■ INSTRUCTIONS TO FOLLOW
Reproduce all of the data that follows, character for character.

........

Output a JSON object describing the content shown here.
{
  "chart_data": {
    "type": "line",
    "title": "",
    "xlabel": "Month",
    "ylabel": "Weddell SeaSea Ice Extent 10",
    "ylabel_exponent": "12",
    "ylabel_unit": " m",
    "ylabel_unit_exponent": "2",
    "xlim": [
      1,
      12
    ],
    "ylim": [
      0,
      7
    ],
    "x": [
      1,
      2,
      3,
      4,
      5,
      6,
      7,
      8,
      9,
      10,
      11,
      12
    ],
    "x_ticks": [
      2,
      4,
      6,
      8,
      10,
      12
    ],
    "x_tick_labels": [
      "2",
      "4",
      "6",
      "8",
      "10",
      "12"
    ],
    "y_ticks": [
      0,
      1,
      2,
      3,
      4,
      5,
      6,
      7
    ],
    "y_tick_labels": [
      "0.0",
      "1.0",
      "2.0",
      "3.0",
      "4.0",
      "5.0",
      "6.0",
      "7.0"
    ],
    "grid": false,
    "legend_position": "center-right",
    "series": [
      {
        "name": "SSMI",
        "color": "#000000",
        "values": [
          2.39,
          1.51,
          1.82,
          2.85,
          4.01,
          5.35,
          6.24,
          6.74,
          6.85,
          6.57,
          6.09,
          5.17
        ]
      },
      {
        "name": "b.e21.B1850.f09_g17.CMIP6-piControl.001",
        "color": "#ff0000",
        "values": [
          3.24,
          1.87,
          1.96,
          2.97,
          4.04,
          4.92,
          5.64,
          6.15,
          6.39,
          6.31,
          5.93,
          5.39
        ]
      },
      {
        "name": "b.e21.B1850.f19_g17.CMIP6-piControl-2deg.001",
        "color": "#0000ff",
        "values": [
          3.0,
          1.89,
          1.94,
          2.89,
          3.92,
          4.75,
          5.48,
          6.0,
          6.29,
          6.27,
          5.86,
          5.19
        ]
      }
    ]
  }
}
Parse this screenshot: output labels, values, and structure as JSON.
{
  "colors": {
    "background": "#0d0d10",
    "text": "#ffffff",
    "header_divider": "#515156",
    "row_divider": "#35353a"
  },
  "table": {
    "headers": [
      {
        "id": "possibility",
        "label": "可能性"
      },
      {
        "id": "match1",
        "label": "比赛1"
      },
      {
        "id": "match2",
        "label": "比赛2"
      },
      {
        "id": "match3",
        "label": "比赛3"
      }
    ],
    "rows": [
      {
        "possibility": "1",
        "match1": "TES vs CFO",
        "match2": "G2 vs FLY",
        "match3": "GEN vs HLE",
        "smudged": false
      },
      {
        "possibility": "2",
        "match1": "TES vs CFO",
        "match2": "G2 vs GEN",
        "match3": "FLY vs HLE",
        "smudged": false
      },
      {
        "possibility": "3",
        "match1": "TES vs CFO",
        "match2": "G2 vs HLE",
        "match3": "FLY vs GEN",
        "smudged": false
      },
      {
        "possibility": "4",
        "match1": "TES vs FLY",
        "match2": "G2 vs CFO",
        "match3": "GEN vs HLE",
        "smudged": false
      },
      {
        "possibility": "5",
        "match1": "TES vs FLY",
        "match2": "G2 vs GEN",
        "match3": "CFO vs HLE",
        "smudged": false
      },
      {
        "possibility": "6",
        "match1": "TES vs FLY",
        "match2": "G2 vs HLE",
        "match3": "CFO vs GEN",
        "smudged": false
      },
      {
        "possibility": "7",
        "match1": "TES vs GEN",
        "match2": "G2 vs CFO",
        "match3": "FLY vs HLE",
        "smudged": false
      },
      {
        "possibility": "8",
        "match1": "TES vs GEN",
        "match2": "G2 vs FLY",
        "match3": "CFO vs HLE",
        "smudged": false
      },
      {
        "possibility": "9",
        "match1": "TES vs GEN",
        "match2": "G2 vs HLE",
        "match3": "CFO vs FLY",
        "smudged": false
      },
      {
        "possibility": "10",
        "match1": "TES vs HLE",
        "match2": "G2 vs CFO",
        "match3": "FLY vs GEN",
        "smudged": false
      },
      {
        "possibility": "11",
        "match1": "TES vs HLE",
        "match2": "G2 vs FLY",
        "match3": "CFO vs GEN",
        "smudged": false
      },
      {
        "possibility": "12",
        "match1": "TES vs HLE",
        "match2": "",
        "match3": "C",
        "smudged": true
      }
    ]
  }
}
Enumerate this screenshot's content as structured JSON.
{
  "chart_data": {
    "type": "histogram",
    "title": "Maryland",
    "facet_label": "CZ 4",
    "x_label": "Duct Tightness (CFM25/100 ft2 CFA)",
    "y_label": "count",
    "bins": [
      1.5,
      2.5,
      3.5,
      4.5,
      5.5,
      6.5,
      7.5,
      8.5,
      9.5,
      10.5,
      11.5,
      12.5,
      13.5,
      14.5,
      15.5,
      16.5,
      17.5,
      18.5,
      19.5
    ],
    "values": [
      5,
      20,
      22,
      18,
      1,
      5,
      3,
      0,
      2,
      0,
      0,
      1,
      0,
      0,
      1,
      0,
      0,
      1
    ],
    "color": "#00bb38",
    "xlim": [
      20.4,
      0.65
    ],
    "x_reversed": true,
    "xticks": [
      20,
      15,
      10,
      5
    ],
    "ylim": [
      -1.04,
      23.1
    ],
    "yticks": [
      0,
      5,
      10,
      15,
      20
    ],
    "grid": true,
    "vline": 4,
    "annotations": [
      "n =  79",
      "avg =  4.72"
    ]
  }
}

........

■ CORRECT ANSWER
Output a JSON object describing the content shown here.
{
  "chart_data": {
    "type": "line",
    "title": "",
    "xlabel": "Month",
    "ylabel": "Weddell SeaSea Ice Extent 10",
    "ylabel_exponent": "12",
    "ylabel_unit": " m",
    "ylabel_unit_exponent": "2",
    "xlim": [
      1,
      12
    ],
    "ylim": [
      0,
      7
    ],
    "x": [
      1,
      2,
      3,
      4,
      5,
      6,
      7,
      8,
      9,
      10,
      11,
      12
    ],
    "x_ticks": [
      2,
      4,
      6,
      8,
      10,
      12
    ],
    "x_tick_labels": [
      "2",
      "4",
      "6",
      "8",
      "10",
      "12"
    ],
    "y_ticks": [
      0,
      1,
      2,
      3,
      4,
      5,
      6,
      7
    ],
    "y_tick_labels": [
      "0.0",
      "1.0",
      "2.0",
      "3.0",
      "4.0",
      "5.0",
      "6.0",
      "7.0"
    ],
    "grid": false,
    "legend_position": "center-right",
    "series": [
      {
        "name": "SSMI",
        "color": "#000000",
        "values": [
          2.39,
          1.51,
          1.82,
          2.85,
          4.01,
          5.35,
          6.24,
          6.74,
          6.85,
          6.57,
          6.09,
          5.17
        ]
      },
      {
        "name": "b.e21.B1850.f09_g17.CMIP6-piControl.001",
        "color": "#ff0000",
        "values": [
          3.24,
          1.87,
          1.96,
          2.97,
          4.04,
          4.92,
          5.64,
          6.15,
          6.39,
          6.31,
          5.93,
          5.39
        ]
      },
      {
        "name": "b.e21.B1850.f19_g17.CMIP6-piControl-2deg.001",
        "color": "#0000ff",
        "values": [
          3.0,
          1.89,
          1.94,
          2.89,
          3.92,
          4.75,
          5.48,
          6.0,
          6.29,
          6.27,
          5.86,
          5.19
        ]
      }
    ]
  }
}
Parse this screenshot: output labels, values, and structure as JSON.
{
  "colors": {
    "background": "#0d0d10",
    "text": "#ffffff",
    "header_divider": "#515156",
    "row_divider": "#35353a"
  },
  "table": {
    "headers": [
      {
        "id": "possibility",
        "label": "可能性"
      },
      {
        "id": "match1",
        "label": "比赛1"
      },
      {
        "id": "match2",
        "label": "比赛2"
      },
      {
        "id": "match3",
        "label": "比赛3"
      }
    ],
    "rows": [
      {
        "possibility": "1",
        "match1": "TES vs CFO",
        "match2": "G2 vs FLY",
        "match3": "GEN vs HLE",
        "smudged": false
      },
      {
        "possibility": "2",
        "match1": "TES vs CFO",
        "match2": "G2 vs GEN",
        "match3": "FLY vs HLE",
        "smudged": false
      },
      {
        "possibility": "3",
        "match1": "TES vs CFO",
        "match2": "G2 vs HLE",
        "match3": "FLY vs GEN",
        "smudged": false
      },
      {
        "possibility": "4",
        "match1": "TES vs FLY",
        "match2": "G2 vs CFO",
        "match3": "GEN vs HLE",
        "smudged": false
      },
      {
        "possibility": "5",
        "match1": "TES vs FLY",
        "match2": "G2 vs GEN",
        "match3": "CFO vs HLE",
        "smudged": false
      },
      {
        "possibility": "6",
        "match1": "TES vs FLY",
        "match2": "G2 vs HLE",
        "match3": "CFO vs GEN",
        "smudged": false
      },
      {
        "possibility": "7",
        "match1": "TES vs GEN",
        "match2": "G2 vs CFO",
        "match3": "FLY vs HLE",
        "smudged": false
      },
      {
        "possibility": "8",
        "match1": "TES vs GEN",
        "match2": "G2 vs FLY",
        "match3": "CFO vs HLE",
        "smudged": false
      },
      {
        "possibility": "9",
        "match1": "TES vs GEN",
        "match2": "G2 vs HLE",
        "match3": "CFO vs FLY",
        "smudged": false
      },
      {
        "possibility": "10",
        "match1": "TES vs HLE",
        "match2": "G2 vs CFO",
        "match3": "FLY vs GEN",
        "smudged": false
      },
      {
        "possibility": "11",
        "match1": "TES vs HLE",
        "match2": "G2 vs FLY",
        "match3": "CFO vs GEN",
        "smudged": false
      },
      {
        "possibility": "12",
        "match1": "TES vs HLE",
        "match2": "",
        "match3": "C",
        "smudged": true
      }
    ]
  }
}
Enumerate this screenshot's content as structured JSON.
{
  "chart_data": {
    "type": "histogram",
    "title": "Maryland",
    "facet_label": "CZ 4",
    "x_label": "Duct Tightness (CFM25/100 ft2 CFA)",
    "y_label": "count",
    "bins": [
      1.5,
      2.5,
      3.5,
      4.5,
      5.5,
      6.5,
      7.5,
      8.5,
      9.5,
      10.5,
      11.5,
      12.5,
      13.5,
      14.5,
      15.5,
      16.5,
      17.5,
      18.5,
      19.5
    ],
    "values": [
      5,
      20,
      22,
      18,
      1,
      5,
      3,
      0,
      2,
      0,
      0,
      1,
      0,
      0,
      1,
      0,
      0,
      1
    ],
    "color": "#00bb38",
    "xlim": [
      20.4,
      0.65
    ],
    "x_reversed": true,
    "xticks": [
      20,
      15,
      10,
      5
    ],
    "ylim": [
      -1.04,
      23.1
    ],
    "yticks": [
      0,
      5,
      10,
      15,
      20
    ],
    "grid": true,
    "vline": 4,
    "annotations": [
      "n =  79",
      "avg =  4.72"
    ]
  }
}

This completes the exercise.